+++ Records supplied
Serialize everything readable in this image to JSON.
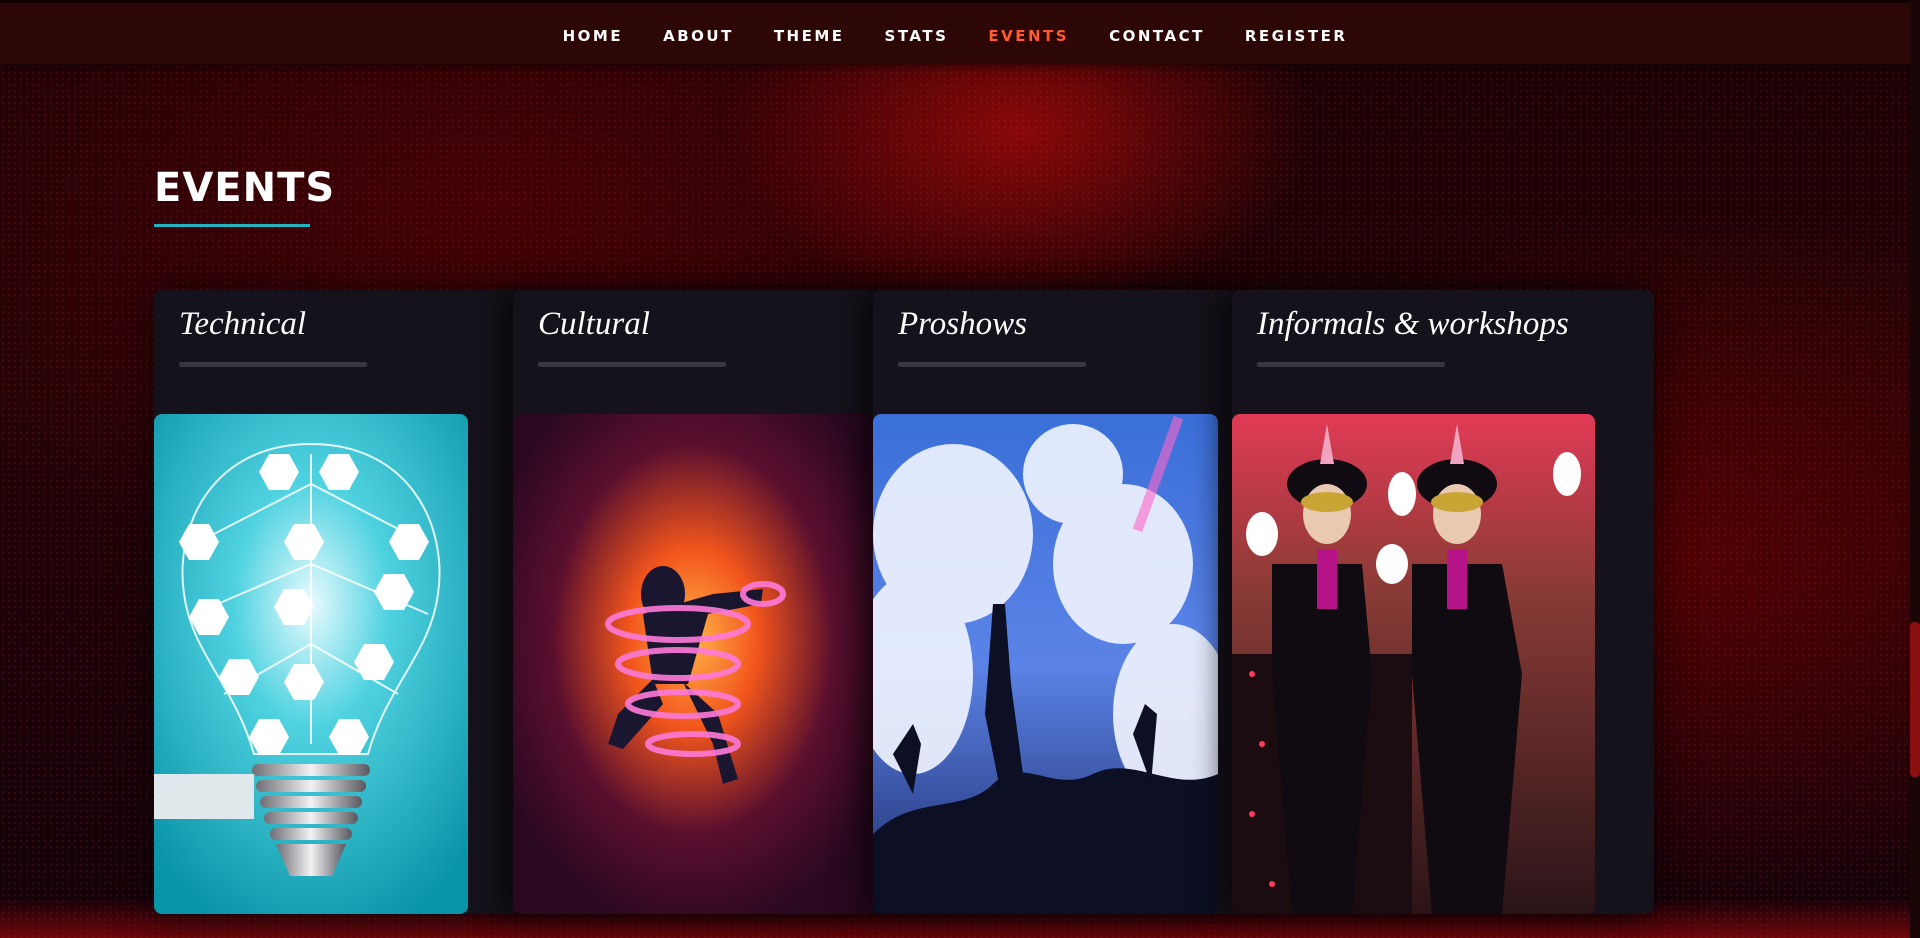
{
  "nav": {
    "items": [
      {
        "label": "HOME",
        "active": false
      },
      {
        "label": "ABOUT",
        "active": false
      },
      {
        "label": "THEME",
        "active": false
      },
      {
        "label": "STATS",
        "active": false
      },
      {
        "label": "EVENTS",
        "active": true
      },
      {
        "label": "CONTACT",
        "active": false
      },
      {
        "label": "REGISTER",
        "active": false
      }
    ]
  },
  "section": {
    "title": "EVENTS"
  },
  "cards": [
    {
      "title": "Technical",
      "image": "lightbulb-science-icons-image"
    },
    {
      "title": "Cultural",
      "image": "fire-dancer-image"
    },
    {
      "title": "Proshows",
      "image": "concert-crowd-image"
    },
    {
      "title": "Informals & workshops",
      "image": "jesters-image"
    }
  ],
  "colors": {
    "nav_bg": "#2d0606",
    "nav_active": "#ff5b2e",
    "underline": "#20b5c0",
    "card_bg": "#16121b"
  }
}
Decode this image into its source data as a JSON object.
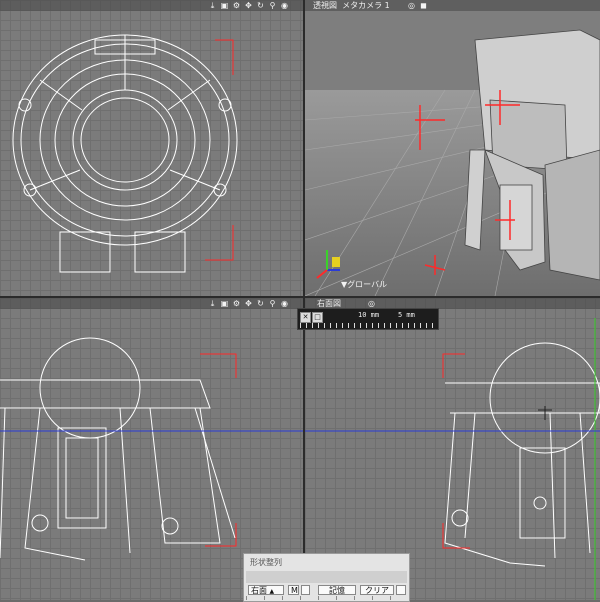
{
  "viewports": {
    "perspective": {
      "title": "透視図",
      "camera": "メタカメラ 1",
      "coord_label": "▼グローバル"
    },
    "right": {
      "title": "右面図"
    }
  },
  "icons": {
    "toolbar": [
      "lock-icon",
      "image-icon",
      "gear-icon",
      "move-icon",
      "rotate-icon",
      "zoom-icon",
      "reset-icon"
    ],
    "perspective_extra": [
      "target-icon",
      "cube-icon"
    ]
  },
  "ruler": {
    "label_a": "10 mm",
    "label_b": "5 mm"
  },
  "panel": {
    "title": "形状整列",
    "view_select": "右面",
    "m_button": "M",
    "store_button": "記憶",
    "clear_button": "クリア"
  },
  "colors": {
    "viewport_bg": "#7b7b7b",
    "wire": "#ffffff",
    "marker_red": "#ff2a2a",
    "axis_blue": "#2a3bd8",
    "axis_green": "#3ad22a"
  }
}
++++++
# Given instruction
Return every line of the records exactly as given, pictures excluded.

# Task response
Serialize everything readable in this image to JSON.
{
  "nav": {
    "items": [
      {
        "label": "HOME",
        "active": false
      },
      {
        "label": "ABOUT",
        "active": false
      },
      {
        "label": "THEME",
        "active": false
      },
      {
        "label": "STATS",
        "active": false
      },
      {
        "label": "EVENTS",
        "active": true
      },
      {
        "label": "CONTACT",
        "active": false
      },
      {
        "label": "REGISTER",
        "active": false
      }
    ]
  },
  "section": {
    "title": "EVENTS"
  },
  "cards": [
    {
      "title": "Technical",
      "image": "lightbulb-science-icons-image"
    },
    {
      "title": "Cultural",
      "image": "fire-dancer-image"
    },
    {
      "title": "Proshows",
      "image": "concert-crowd-image"
    },
    {
      "title": "Informals & workshops",
      "image": "jesters-image"
    }
  ],
  "colors": {
    "nav_bg": "#2d0606",
    "nav_active": "#ff5b2e",
    "underline": "#20b5c0",
    "card_bg": "#16121b"
  }
}
Decode this image into its source data as a JSON object.
{
  "viewports": {
    "perspective": {
      "title": "透視図",
      "camera": "メタカメラ 1",
      "coord_label": "▼グローバル"
    },
    "right": {
      "title": "右面図"
    }
  },
  "icons": {
    "toolbar": [
      "lock-icon",
      "image-icon",
      "gear-icon",
      "move-icon",
      "rotate-icon",
      "zoom-icon",
      "reset-icon"
    ],
    "perspective_extra": [
      "target-icon",
      "cube-icon"
    ]
  },
  "ruler": {
    "label_a": "10 mm",
    "label_b": "5 mm"
  },
  "panel": {
    "title": "形状整列",
    "view_select": "右面",
    "m_button": "M",
    "store_button": "記憶",
    "clear_button": "クリア"
  },
  "colors": {
    "viewport_bg": "#7b7b7b",
    "wire": "#ffffff",
    "marker_red": "#ff2a2a",
    "axis_blue": "#2a3bd8",
    "axis_green": "#3ad22a"
  }
}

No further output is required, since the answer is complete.